>>>

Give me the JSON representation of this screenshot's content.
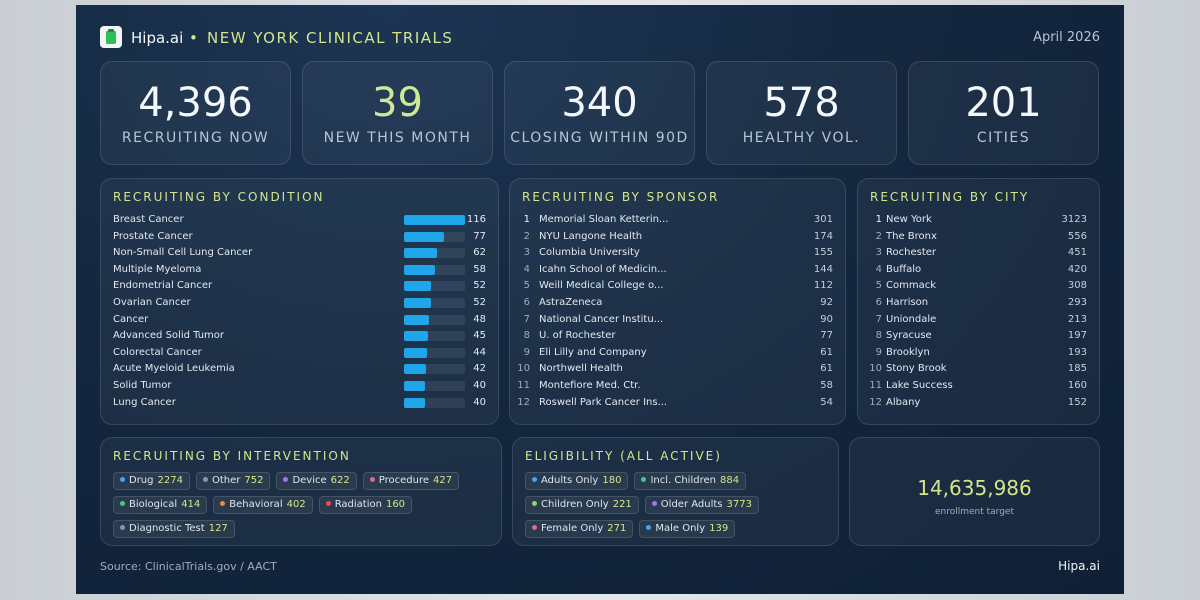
{
  "header": {
    "brand": "Hipa.ai",
    "separator": "•",
    "title": "NEW YORK CLINICAL TRIALS",
    "date": "April 2026"
  },
  "kpis": [
    {
      "value": "4,396",
      "label": "RECRUITING NOW",
      "color": "#f4f7fb"
    },
    {
      "value": "39",
      "label": "NEW THIS MONTH",
      "color": "#cfe894"
    },
    {
      "value": "340",
      "label": "CLOSING WITHIN 90D",
      "color": "#f4f7fb"
    },
    {
      "value": "578",
      "label": "HEALTHY VOL.",
      "color": "#f4f7fb"
    },
    {
      "value": "201",
      "label": "CITIES",
      "color": "#f4f7fb"
    }
  ],
  "chart_data": {
    "type": "bar",
    "orientation": "horizontal",
    "title": "RECRUITING BY CONDITION",
    "color": "#1fa6ea",
    "categories": [
      "Breast Cancer",
      "Prostate Cancer",
      "Non-Small Cell Lung Cancer",
      "Multiple Myeloma",
      "Endometrial Cancer",
      "Ovarian Cancer",
      "Cancer",
      "Advanced Solid Tumor",
      "Colorectal Cancer",
      "Acute Myeloid Leukemia",
      "Solid Tumor",
      "Lung Cancer"
    ],
    "values": [
      116,
      77,
      62,
      58,
      52,
      52,
      48,
      45,
      44,
      42,
      40,
      40
    ]
  },
  "sponsors": {
    "title": "RECRUITING BY SPONSOR",
    "rows": [
      {
        "rank": 1,
        "name": "Memorial Sloan Ketterin...",
        "count": 301
      },
      {
        "rank": 2,
        "name": "NYU Langone Health",
        "count": 174
      },
      {
        "rank": 3,
        "name": "Columbia University",
        "count": 155
      },
      {
        "rank": 4,
        "name": "Icahn School of Medicin...",
        "count": 144
      },
      {
        "rank": 5,
        "name": "Weill Medical College o...",
        "count": 112
      },
      {
        "rank": 6,
        "name": "AstraZeneca",
        "count": 92
      },
      {
        "rank": 7,
        "name": "National Cancer Institu...",
        "count": 90
      },
      {
        "rank": 8,
        "name": "U. of Rochester",
        "count": 77
      },
      {
        "rank": 9,
        "name": "Eli Lilly and Company",
        "count": 61
      },
      {
        "rank": 10,
        "name": "Northwell Health",
        "count": 61
      },
      {
        "rank": 11,
        "name": "Montefiore Med. Ctr.",
        "count": 58
      },
      {
        "rank": 12,
        "name": "Roswell Park Cancer Ins...",
        "count": 54
      }
    ]
  },
  "cities": {
    "title": "RECRUITING BY CITY",
    "rows": [
      {
        "rank": 1,
        "name": "New York",
        "count": 3123
      },
      {
        "rank": 2,
        "name": "The Bronx",
        "count": 556
      },
      {
        "rank": 3,
        "name": "Rochester",
        "count": 451
      },
      {
        "rank": 4,
        "name": "Buffalo",
        "count": 420
      },
      {
        "rank": 5,
        "name": "Commack",
        "count": 308
      },
      {
        "rank": 6,
        "name": "Harrison",
        "count": 293
      },
      {
        "rank": 7,
        "name": "Uniondale",
        "count": 213
      },
      {
        "rank": 8,
        "name": "Syracuse",
        "count": 197
      },
      {
        "rank": 9,
        "name": "Brooklyn",
        "count": 193
      },
      {
        "rank": 10,
        "name": "Stony Brook",
        "count": 185
      },
      {
        "rank": 11,
        "name": "Lake Success",
        "count": 160
      },
      {
        "rank": 12,
        "name": "Albany",
        "count": 152
      }
    ]
  },
  "intervention": {
    "title": "RECRUITING BY INTERVENTION",
    "tags": [
      {
        "name": "Drug",
        "count": 2274,
        "color": "#3ea8f2"
      },
      {
        "name": "Other",
        "count": 752,
        "color": "#8a96a6"
      },
      {
        "name": "Device",
        "count": 622,
        "color": "#a274f0"
      },
      {
        "name": "Procedure",
        "count": 427,
        "color": "#ef5f9c"
      },
      {
        "name": "Biological",
        "count": 414,
        "color": "#3ccf7a"
      },
      {
        "name": "Behavioral",
        "count": 402,
        "color": "#f08a3c"
      },
      {
        "name": "Radiation",
        "count": 160,
        "color": "#ef4b4b"
      },
      {
        "name": "Diagnostic Test",
        "count": 127,
        "color": "#8a96a6"
      }
    ]
  },
  "eligibility": {
    "title": "ELIGIBILITY (ALL ACTIVE)",
    "tags": [
      {
        "name": "Adults Only",
        "count": 180,
        "color": "#3ea8f2"
      },
      {
        "name": "Incl. Children",
        "count": 884,
        "color": "#3ccf7a"
      },
      {
        "name": "Children Only",
        "count": 221,
        "color": "#8fd36a"
      },
      {
        "name": "Older Adults",
        "count": 3773,
        "color": "#a274f0"
      },
      {
        "name": "Female Only",
        "count": 271,
        "color": "#ef5f9c"
      },
      {
        "name": "Male Only",
        "count": 139,
        "color": "#3ea8f2"
      }
    ]
  },
  "enrollment": {
    "value": "14,635,986",
    "label": "enrollment target"
  },
  "footer": {
    "source": "Source: ClinicalTrials.gov / AACT",
    "brand": "Hipa.ai"
  }
}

<<<

**Instructions for the task:** Each entry above should be written out verbatim, minus its pictures.

**Answer below:**
Give me the JSON representation of this screenshot's content.
{
  "header": {
    "brand": "Hipa.ai",
    "separator": "•",
    "title": "NEW YORK CLINICAL TRIALS",
    "date": "April 2026"
  },
  "kpis": [
    {
      "value": "4,396",
      "label": "RECRUITING NOW",
      "color": "#f4f7fb"
    },
    {
      "value": "39",
      "label": "NEW THIS MONTH",
      "color": "#cfe894"
    },
    {
      "value": "340",
      "label": "CLOSING WITHIN 90D",
      "color": "#f4f7fb"
    },
    {
      "value": "578",
      "label": "HEALTHY VOL.",
      "color": "#f4f7fb"
    },
    {
      "value": "201",
      "label": "CITIES",
      "color": "#f4f7fb"
    }
  ],
  "chart_data": {
    "type": "bar",
    "orientation": "horizontal",
    "title": "RECRUITING BY CONDITION",
    "color": "#1fa6ea",
    "categories": [
      "Breast Cancer",
      "Prostate Cancer",
      "Non-Small Cell Lung Cancer",
      "Multiple Myeloma",
      "Endometrial Cancer",
      "Ovarian Cancer",
      "Cancer",
      "Advanced Solid Tumor",
      "Colorectal Cancer",
      "Acute Myeloid Leukemia",
      "Solid Tumor",
      "Lung Cancer"
    ],
    "values": [
      116,
      77,
      62,
      58,
      52,
      52,
      48,
      45,
      44,
      42,
      40,
      40
    ]
  },
  "sponsors": {
    "title": "RECRUITING BY SPONSOR",
    "rows": [
      {
        "rank": 1,
        "name": "Memorial Sloan Ketterin...",
        "count": 301
      },
      {
        "rank": 2,
        "name": "NYU Langone Health",
        "count": 174
      },
      {
        "rank": 3,
        "name": "Columbia University",
        "count": 155
      },
      {
        "rank": 4,
        "name": "Icahn School of Medicin...",
        "count": 144
      },
      {
        "rank": 5,
        "name": "Weill Medical College o...",
        "count": 112
      },
      {
        "rank": 6,
        "name": "AstraZeneca",
        "count": 92
      },
      {
        "rank": 7,
        "name": "National Cancer Institu...",
        "count": 90
      },
      {
        "rank": 8,
        "name": "U. of Rochester",
        "count": 77
      },
      {
        "rank": 9,
        "name": "Eli Lilly and Company",
        "count": 61
      },
      {
        "rank": 10,
        "name": "Northwell Health",
        "count": 61
      },
      {
        "rank": 11,
        "name": "Montefiore Med. Ctr.",
        "count": 58
      },
      {
        "rank": 12,
        "name": "Roswell Park Cancer Ins...",
        "count": 54
      }
    ]
  },
  "cities": {
    "title": "RECRUITING BY CITY",
    "rows": [
      {
        "rank": 1,
        "name": "New York",
        "count": 3123
      },
      {
        "rank": 2,
        "name": "The Bronx",
        "count": 556
      },
      {
        "rank": 3,
        "name": "Rochester",
        "count": 451
      },
      {
        "rank": 4,
        "name": "Buffalo",
        "count": 420
      },
      {
        "rank": 5,
        "name": "Commack",
        "count": 308
      },
      {
        "rank": 6,
        "name": "Harrison",
        "count": 293
      },
      {
        "rank": 7,
        "name": "Uniondale",
        "count": 213
      },
      {
        "rank": 8,
        "name": "Syracuse",
        "count": 197
      },
      {
        "rank": 9,
        "name": "Brooklyn",
        "count": 193
      },
      {
        "rank": 10,
        "name": "Stony Brook",
        "count": 185
      },
      {
        "rank": 11,
        "name": "Lake Success",
        "count": 160
      },
      {
        "rank": 12,
        "name": "Albany",
        "count": 152
      }
    ]
  },
  "intervention": {
    "title": "RECRUITING BY INTERVENTION",
    "tags": [
      {
        "name": "Drug",
        "count": 2274,
        "color": "#3ea8f2"
      },
      {
        "name": "Other",
        "count": 752,
        "color": "#8a96a6"
      },
      {
        "name": "Device",
        "count": 622,
        "color": "#a274f0"
      },
      {
        "name": "Procedure",
        "count": 427,
        "color": "#ef5f9c"
      },
      {
        "name": "Biological",
        "count": 414,
        "color": "#3ccf7a"
      },
      {
        "name": "Behavioral",
        "count": 402,
        "color": "#f08a3c"
      },
      {
        "name": "Radiation",
        "count": 160,
        "color": "#ef4b4b"
      },
      {
        "name": "Diagnostic Test",
        "count": 127,
        "color": "#8a96a6"
      }
    ]
  },
  "eligibility": {
    "title": "ELIGIBILITY (ALL ACTIVE)",
    "tags": [
      {
        "name": "Adults Only",
        "count": 180,
        "color": "#3ea8f2"
      },
      {
        "name": "Incl. Children",
        "count": 884,
        "color": "#3ccf7a"
      },
      {
        "name": "Children Only",
        "count": 221,
        "color": "#8fd36a"
      },
      {
        "name": "Older Adults",
        "count": 3773,
        "color": "#a274f0"
      },
      {
        "name": "Female Only",
        "count": 271,
        "color": "#ef5f9c"
      },
      {
        "name": "Male Only",
        "count": 139,
        "color": "#3ea8f2"
      }
    ]
  },
  "enrollment": {
    "value": "14,635,986",
    "label": "enrollment target"
  },
  "footer": {
    "source": "Source: ClinicalTrials.gov / AACT",
    "brand": "Hipa.ai"
  }
}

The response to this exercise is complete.